• PASSAGE FOR REVIEW:
If there are questions or concerns with the content please e-mail info@4boca.com.

As a Boca Raton resident who is concerned with what’s happening in our town, I naturally look to the web for information and analysis. One has to be cautious reading traditional media, as their articles are often colored by the publication’s need for ad revenue, or the bias of the owner/editor or a particular reporter.

There are actually four websites that deal with local issues. The first is the official site of the City of Boca Raton which, to be honest, is neither reader nor resident friendly. Trying to find out what is happening or, more importantly, what is about to happen on ci.boca-raton.fl.us can be a frustrating and futile experience. Then there is our organization’s website, BocaBeautiful.org. We are a non-profit whose primary concern is the pace and density of development in downtown Boca. Third is BocaWatch, a self-styled citizen watchdog organization with about 20,000 followers on social media. And finally there is forBoca.com which represents the views of the Boca Chamber of Commerce, and whose principal mission seems to be to discredit BocaWatch. BocaWatch’s success in helping secure 67% approval of the “Boca Question” on last November’s ballot seems to have stirred the Chamber to action, both on their website and in the courts, where forBoca.org is suing to have the ballot question results invalidated.

Hell hath no fury like a Chamber of Commerce scorned. In a recent post, forBoca.com charged that “The (ballot) initiative question is designed exclusively to benefit the selfish interests of a few wealthy property owners, and they are trying to scare you into giving them their way. It’s nothing short of civic terrorism.” Or “BocaWatch’s slick marketing machine is filling cyberspace with half-truths, falsehoods and outright lies, all designed to serve its leader’s selfish interests.” Wow. Rants like that, coupled with personal attacks on BocaWatch founder Al Zucaro and the men and women who worked tirelessly for passage of the ballot initiative makes for titillating reading, but are about as accurate as a supermarket tabloid.

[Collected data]
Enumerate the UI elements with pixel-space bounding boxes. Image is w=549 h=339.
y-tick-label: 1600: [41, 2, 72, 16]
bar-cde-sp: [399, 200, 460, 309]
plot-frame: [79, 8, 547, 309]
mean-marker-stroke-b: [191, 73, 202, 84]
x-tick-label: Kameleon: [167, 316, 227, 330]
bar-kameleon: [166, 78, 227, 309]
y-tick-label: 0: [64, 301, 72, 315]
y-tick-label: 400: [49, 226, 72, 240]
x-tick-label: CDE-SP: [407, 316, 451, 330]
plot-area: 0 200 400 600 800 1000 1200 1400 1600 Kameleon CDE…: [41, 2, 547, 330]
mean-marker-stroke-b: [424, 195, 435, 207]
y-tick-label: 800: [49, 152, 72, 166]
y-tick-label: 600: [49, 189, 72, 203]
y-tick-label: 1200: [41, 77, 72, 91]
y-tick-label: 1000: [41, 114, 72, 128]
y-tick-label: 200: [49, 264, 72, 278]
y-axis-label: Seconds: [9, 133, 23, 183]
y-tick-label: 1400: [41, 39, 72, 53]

• DESCRIPTION OF THE TASK: Retype the section of the passage on Boca Raton's local websites that begins with the words containing "Hell hath no" and ends with "a supermarket tabloid.". The collected data stands apart from the passage on Boca Raton's local websites and is separate material.

• TASK SOLUTION:
Hell hath no fury like a Chamber of Commerce scorned. In a recent post, forBoca.com charged that “The (ballot) initiative question is designed exclusively to benefit the selfish interests of a few wealthy property owners, and they are trying to scare you into giving them their way. It’s nothing short of civic terrorism.” Or “BocaWatch’s slick marketing machine is filling cyberspace with half-truths, falsehoods and outright lies, all designed to serve its leader’s selfish interests.” Wow. Rants like that, coupled with personal attacks on BocaWatch founder Al Zucaro and the men and women who worked tirelessly for passage of the ballot initiative makes for titillating reading, but are about as accurate as a supermarket tabloid.